━━ Extracted information ━━

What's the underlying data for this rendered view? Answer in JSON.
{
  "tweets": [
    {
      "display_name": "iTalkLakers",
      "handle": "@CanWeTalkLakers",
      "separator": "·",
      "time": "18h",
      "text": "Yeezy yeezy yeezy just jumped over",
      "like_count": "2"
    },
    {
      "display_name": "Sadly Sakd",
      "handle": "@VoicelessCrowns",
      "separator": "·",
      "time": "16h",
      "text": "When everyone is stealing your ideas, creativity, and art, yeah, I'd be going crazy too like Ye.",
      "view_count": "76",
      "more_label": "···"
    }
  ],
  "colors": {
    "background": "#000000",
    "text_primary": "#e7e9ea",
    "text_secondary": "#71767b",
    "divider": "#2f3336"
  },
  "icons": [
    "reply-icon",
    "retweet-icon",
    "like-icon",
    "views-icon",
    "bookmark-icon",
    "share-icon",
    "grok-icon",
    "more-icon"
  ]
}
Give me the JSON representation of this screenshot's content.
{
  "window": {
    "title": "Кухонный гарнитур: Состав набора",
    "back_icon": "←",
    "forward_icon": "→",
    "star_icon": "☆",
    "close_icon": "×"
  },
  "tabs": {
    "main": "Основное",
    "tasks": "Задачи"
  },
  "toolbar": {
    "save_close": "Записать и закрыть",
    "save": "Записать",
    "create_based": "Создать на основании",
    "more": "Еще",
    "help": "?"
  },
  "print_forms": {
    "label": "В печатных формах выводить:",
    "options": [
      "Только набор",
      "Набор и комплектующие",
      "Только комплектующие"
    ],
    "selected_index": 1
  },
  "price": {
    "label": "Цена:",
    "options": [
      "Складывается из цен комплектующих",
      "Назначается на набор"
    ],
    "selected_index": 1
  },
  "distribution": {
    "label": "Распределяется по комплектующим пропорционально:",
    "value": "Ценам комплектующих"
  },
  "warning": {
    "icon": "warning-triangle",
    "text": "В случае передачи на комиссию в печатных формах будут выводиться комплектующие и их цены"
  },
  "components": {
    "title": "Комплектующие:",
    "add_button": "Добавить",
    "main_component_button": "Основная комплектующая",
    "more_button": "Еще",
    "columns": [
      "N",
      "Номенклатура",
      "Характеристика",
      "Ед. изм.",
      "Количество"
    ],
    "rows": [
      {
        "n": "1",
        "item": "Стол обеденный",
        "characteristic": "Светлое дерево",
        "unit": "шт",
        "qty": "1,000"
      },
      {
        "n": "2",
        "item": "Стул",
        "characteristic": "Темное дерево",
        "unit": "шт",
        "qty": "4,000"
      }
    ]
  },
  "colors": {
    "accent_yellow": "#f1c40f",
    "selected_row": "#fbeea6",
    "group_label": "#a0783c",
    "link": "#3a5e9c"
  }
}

━━━

Work to complete:
Using the exact wording, write out all of the records.

Finished task:
What's the underlying data for this rendered view? Answer in JSON.
{
  "tweets": [
    {
      "display_name": "iTalkLakers",
      "handle": "@CanWeTalkLakers",
      "separator": "·",
      "time": "18h",
      "text": "Yeezy yeezy yeezy just jumped over",
      "like_count": "2"
    },
    {
      "display_name": "Sadly Sakd",
      "handle": "@VoicelessCrowns",
      "separator": "·",
      "time": "16h",
      "text": "When everyone is stealing your ideas, creativity, and art, yeah, I'd be going crazy too like Ye.",
      "view_count": "76",
      "more_label": "···"
    }
  ],
  "colors": {
    "background": "#000000",
    "text_primary": "#e7e9ea",
    "text_secondary": "#71767b",
    "divider": "#2f3336"
  },
  "icons": [
    "reply-icon",
    "retweet-icon",
    "like-icon",
    "views-icon",
    "bookmark-icon",
    "share-icon",
    "grok-icon",
    "more-icon"
  ]
}
Give me the JSON representation of this screenshot's content.
{
  "window": {
    "title": "Кухонный гарнитур: Состав набора",
    "back_icon": "←",
    "forward_icon": "→",
    "star_icon": "☆",
    "close_icon": "×"
  },
  "tabs": {
    "main": "Основное",
    "tasks": "Задачи"
  },
  "toolbar": {
    "save_close": "Записать и закрыть",
    "save": "Записать",
    "create_based": "Создать на основании",
    "more": "Еще",
    "help": "?"
  },
  "print_forms": {
    "label": "В печатных формах выводить:",
    "options": [
      "Только набор",
      "Набор и комплектующие",
      "Только комплектующие"
    ],
    "selected_index": 1
  },
  "price": {
    "label": "Цена:",
    "options": [
      "Складывается из цен комплектующих",
      "Назначается на набор"
    ],
    "selected_index": 1
  },
  "distribution": {
    "label": "Распределяется по комплектующим пропорционально:",
    "value": "Ценам комплектующих"
  },
  "warning": {
    "icon": "warning-triangle",
    "text": "В случае передачи на комиссию в печатных формах будут выводиться комплектующие и их цены"
  },
  "components": {
    "title": "Комплектующие:",
    "add_button": "Добавить",
    "main_component_button": "Основная комплектующая",
    "more_button": "Еще",
    "columns": [
      "N",
      "Номенклатура",
      "Характеристика",
      "Ед. изм.",
      "Количество"
    ],
    "rows": [
      {
        "n": "1",
        "item": "Стол обеденный",
        "characteristic": "Светлое дерево",
        "unit": "шт",
        "qty": "1,000"
      },
      {
        "n": "2",
        "item": "Стул",
        "characteristic": "Темное дерево",
        "unit": "шт",
        "qty": "4,000"
      }
    ]
  },
  "colors": {
    "accent_yellow": "#f1c40f",
    "selected_row": "#fbeea6",
    "group_label": "#a0783c",
    "link": "#3a5e9c"
  }
}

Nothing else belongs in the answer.